* BEGIN MATERIAL *

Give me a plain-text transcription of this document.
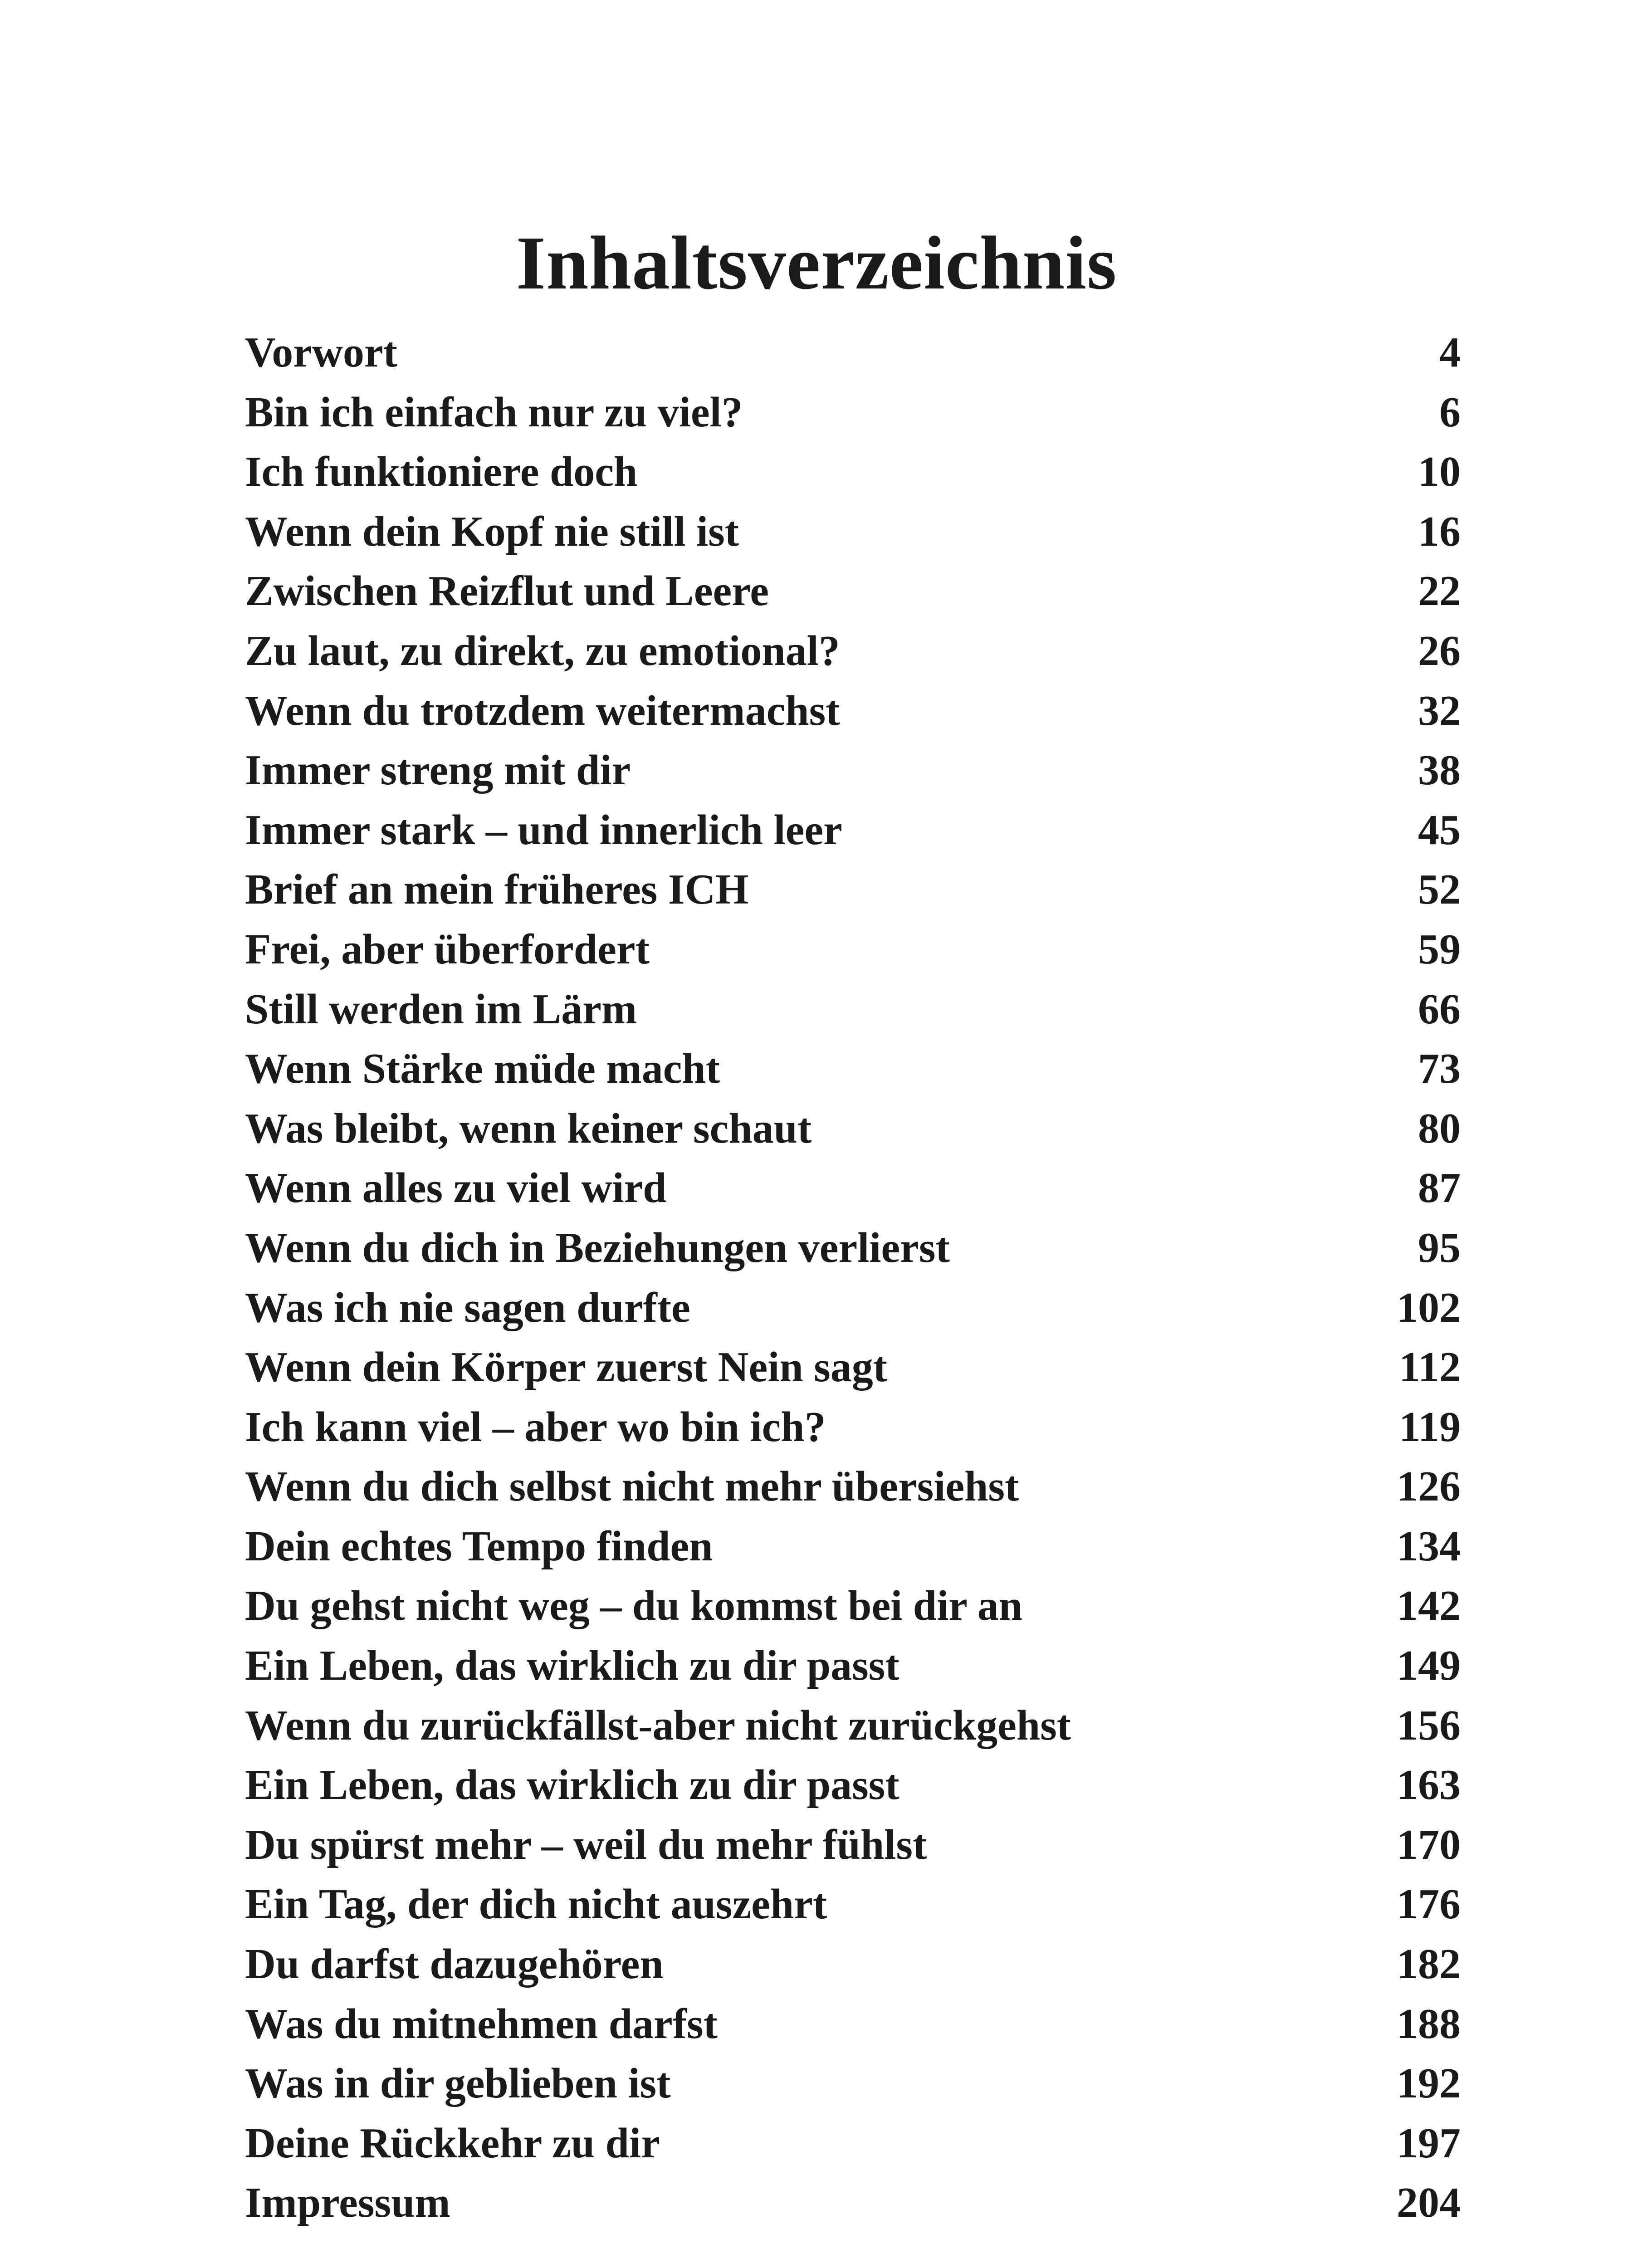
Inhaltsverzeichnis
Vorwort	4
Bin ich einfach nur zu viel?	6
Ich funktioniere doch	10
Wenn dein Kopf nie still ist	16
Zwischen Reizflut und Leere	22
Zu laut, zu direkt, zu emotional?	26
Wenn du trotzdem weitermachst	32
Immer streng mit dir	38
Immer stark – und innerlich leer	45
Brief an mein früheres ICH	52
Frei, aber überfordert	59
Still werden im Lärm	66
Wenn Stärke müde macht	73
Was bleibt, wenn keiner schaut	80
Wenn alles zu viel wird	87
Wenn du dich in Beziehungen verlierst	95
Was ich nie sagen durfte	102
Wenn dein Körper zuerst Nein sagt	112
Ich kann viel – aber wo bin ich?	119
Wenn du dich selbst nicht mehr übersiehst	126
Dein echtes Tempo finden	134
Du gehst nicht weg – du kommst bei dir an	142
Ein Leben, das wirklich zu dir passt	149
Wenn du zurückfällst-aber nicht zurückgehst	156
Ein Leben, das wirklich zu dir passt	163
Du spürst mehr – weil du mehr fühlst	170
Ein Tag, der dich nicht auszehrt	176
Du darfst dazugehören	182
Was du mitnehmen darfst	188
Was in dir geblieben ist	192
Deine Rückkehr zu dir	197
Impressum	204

* END MATERIAL *

» EXERCISE: The listing above must be printed again exactly, minus its pictures.

» SOLUTION FOR THIS PROBLEM:
Give me a plain-text transcription of this document.
Inhaltsverzeichnis
Vorwort	4
Bin ich einfach nur zu viel?	6
Ich funktioniere doch	10
Wenn dein Kopf nie still ist	16
Zwischen Reizflut und Leere	22
Zu laut, zu direkt, zu emotional?	26
Wenn du trotzdem weitermachst	32
Immer streng mit dir	38
Immer stark – und innerlich leer	45
Brief an mein früheres ICH	52
Frei, aber überfordert	59
Still werden im Lärm	66
Wenn Stärke müde macht	73
Was bleibt, wenn keiner schaut	80
Wenn alles zu viel wird	87
Wenn du dich in Beziehungen verlierst	95
Was ich nie sagen durfte	102
Wenn dein Körper zuerst Nein sagt	112
Ich kann viel – aber wo bin ich?	119
Wenn du dich selbst nicht mehr übersiehst	126
Dein echtes Tempo finden	134
Du gehst nicht weg – du kommst bei dir an	142
Ein Leben, das wirklich zu dir passt	149
Wenn du zurückfällst-aber nicht zurückgehst	156
Ein Leben, das wirklich zu dir passt	163
Du spürst mehr – weil du mehr fühlst	170
Ein Tag, der dich nicht auszehrt	176
Du darfst dazugehören	182
Was du mitnehmen darfst	188
Was in dir geblieben ist	192
Deine Rückkehr zu dir	197
Impressum	204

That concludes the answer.